Extract the full set of records, then give each one again exactly.
━━ RECORDS PROVIDED
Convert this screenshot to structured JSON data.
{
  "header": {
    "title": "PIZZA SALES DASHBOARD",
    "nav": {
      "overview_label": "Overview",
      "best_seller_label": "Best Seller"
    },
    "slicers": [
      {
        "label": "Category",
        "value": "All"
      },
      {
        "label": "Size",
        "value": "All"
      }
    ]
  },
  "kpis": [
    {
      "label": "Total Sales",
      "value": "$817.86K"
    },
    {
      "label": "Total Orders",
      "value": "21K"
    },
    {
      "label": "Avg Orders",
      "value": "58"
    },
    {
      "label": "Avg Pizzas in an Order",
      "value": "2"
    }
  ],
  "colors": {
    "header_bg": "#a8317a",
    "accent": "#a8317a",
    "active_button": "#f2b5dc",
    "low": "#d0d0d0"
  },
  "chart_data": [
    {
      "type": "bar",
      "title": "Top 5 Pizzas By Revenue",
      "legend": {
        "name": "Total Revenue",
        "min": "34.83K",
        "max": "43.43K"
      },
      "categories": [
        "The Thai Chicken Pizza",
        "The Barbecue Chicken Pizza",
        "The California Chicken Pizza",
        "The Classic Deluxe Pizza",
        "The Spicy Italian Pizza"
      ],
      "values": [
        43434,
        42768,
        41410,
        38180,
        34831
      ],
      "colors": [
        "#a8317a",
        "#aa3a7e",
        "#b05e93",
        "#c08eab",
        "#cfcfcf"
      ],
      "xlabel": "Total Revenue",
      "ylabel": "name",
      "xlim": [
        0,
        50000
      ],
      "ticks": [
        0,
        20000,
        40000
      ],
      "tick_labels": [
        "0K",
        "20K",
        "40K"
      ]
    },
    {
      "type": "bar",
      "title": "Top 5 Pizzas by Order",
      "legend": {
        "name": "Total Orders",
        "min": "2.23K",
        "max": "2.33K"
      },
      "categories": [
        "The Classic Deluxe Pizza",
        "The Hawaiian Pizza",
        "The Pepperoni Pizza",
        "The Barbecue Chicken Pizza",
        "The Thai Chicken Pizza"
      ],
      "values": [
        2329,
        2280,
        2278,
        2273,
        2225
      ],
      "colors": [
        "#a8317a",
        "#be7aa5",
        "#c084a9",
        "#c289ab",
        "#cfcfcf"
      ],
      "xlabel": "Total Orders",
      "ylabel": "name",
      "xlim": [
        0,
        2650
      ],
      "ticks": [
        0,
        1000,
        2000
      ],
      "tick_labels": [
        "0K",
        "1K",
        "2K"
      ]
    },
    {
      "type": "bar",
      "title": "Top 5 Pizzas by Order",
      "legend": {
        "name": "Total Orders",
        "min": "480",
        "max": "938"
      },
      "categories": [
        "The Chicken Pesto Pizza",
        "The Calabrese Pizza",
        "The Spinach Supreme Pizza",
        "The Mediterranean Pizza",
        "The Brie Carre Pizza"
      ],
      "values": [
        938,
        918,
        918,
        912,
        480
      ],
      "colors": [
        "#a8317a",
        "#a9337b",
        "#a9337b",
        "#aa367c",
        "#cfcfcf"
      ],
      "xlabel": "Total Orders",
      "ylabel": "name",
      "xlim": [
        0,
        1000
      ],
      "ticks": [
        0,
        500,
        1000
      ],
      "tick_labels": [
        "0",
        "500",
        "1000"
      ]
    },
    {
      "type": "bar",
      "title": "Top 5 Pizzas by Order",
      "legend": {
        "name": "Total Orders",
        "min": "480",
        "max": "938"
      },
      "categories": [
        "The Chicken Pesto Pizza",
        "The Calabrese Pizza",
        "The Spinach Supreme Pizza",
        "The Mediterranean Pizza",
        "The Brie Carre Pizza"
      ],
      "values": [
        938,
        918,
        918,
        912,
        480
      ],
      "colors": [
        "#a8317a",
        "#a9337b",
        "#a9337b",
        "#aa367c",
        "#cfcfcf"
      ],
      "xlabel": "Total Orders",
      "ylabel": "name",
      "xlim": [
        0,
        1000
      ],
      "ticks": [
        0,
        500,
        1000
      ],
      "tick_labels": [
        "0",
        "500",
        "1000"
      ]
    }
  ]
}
━━━━
RIGHT ANSWER →
Convert this screenshot to structured JSON data.
{
  "header": {
    "title": "PIZZA SALES DASHBOARD",
    "nav": {
      "overview_label": "Overview",
      "best_seller_label": "Best Seller"
    },
    "slicers": [
      {
        "label": "Category",
        "value": "All"
      },
      {
        "label": "Size",
        "value": "All"
      }
    ]
  },
  "kpis": [
    {
      "label": "Total Sales",
      "value": "$817.86K"
    },
    {
      "label": "Total Orders",
      "value": "21K"
    },
    {
      "label": "Avg Orders",
      "value": "58"
    },
    {
      "label": "Avg Pizzas in an Order",
      "value": "2"
    }
  ],
  "colors": {
    "header_bg": "#a8317a",
    "accent": "#a8317a",
    "active_button": "#f2b5dc",
    "low": "#d0d0d0"
  },
  "chart_data": [
    {
      "type": "bar",
      "title": "Top 5 Pizzas By Revenue",
      "legend": {
        "name": "Total Revenue",
        "min": "34.83K",
        "max": "43.43K"
      },
      "categories": [
        "The Thai Chicken Pizza",
        "The Barbecue Chicken Pizza",
        "The California Chicken Pizza",
        "The Classic Deluxe Pizza",
        "The Spicy Italian Pizza"
      ],
      "values": [
        43434,
        42768,
        41410,
        38180,
        34831
      ],
      "colors": [
        "#a8317a",
        "#aa3a7e",
        "#b05e93",
        "#c08eab",
        "#cfcfcf"
      ],
      "xlabel": "Total Revenue",
      "ylabel": "name",
      "xlim": [
        0,
        50000
      ],
      "ticks": [
        0,
        20000,
        40000
      ],
      "tick_labels": [
        "0K",
        "20K",
        "40K"
      ]
    },
    {
      "type": "bar",
      "title": "Top 5 Pizzas by Order",
      "legend": {
        "name": "Total Orders",
        "min": "2.23K",
        "max": "2.33K"
      },
      "categories": [
        "The Classic Deluxe Pizza",
        "The Hawaiian Pizza",
        "The Pepperoni Pizza",
        "The Barbecue Chicken Pizza",
        "The Thai Chicken Pizza"
      ],
      "values": [
        2329,
        2280,
        2278,
        2273,
        2225
      ],
      "colors": [
        "#a8317a",
        "#be7aa5",
        "#c084a9",
        "#c289ab",
        "#cfcfcf"
      ],
      "xlabel": "Total Orders",
      "ylabel": "name",
      "xlim": [
        0,
        2650
      ],
      "ticks": [
        0,
        1000,
        2000
      ],
      "tick_labels": [
        "0K",
        "1K",
        "2K"
      ]
    },
    {
      "type": "bar",
      "title": "Top 5 Pizzas by Order",
      "legend": {
        "name": "Total Orders",
        "min": "480",
        "max": "938"
      },
      "categories": [
        "The Chicken Pesto Pizza",
        "The Calabrese Pizza",
        "The Spinach Supreme Pizza",
        "The Mediterranean Pizza",
        "The Brie Carre Pizza"
      ],
      "values": [
        938,
        918,
        918,
        912,
        480
      ],
      "colors": [
        "#a8317a",
        "#a9337b",
        "#a9337b",
        "#aa367c",
        "#cfcfcf"
      ],
      "xlabel": "Total Orders",
      "ylabel": "name",
      "xlim": [
        0,
        1000
      ],
      "ticks": [
        0,
        500,
        1000
      ],
      "tick_labels": [
        "0",
        "500",
        "1000"
      ]
    },
    {
      "type": "bar",
      "title": "Top 5 Pizzas by Order",
      "legend": {
        "name": "Total Orders",
        "min": "480",
        "max": "938"
      },
      "categories": [
        "The Chicken Pesto Pizza",
        "The Calabrese Pizza",
        "The Spinach Supreme Pizza",
        "The Mediterranean Pizza",
        "The Brie Carre Pizza"
      ],
      "values": [
        938,
        918,
        918,
        912,
        480
      ],
      "colors": [
        "#a8317a",
        "#a9337b",
        "#a9337b",
        "#aa367c",
        "#cfcfcf"
      ],
      "xlabel": "Total Orders",
      "ylabel": "name",
      "xlim": [
        0,
        1000
      ],
      "ticks": [
        0,
        500,
        1000
      ],
      "tick_labels": [
        "0",
        "500",
        "1000"
      ]
    }
  ]
}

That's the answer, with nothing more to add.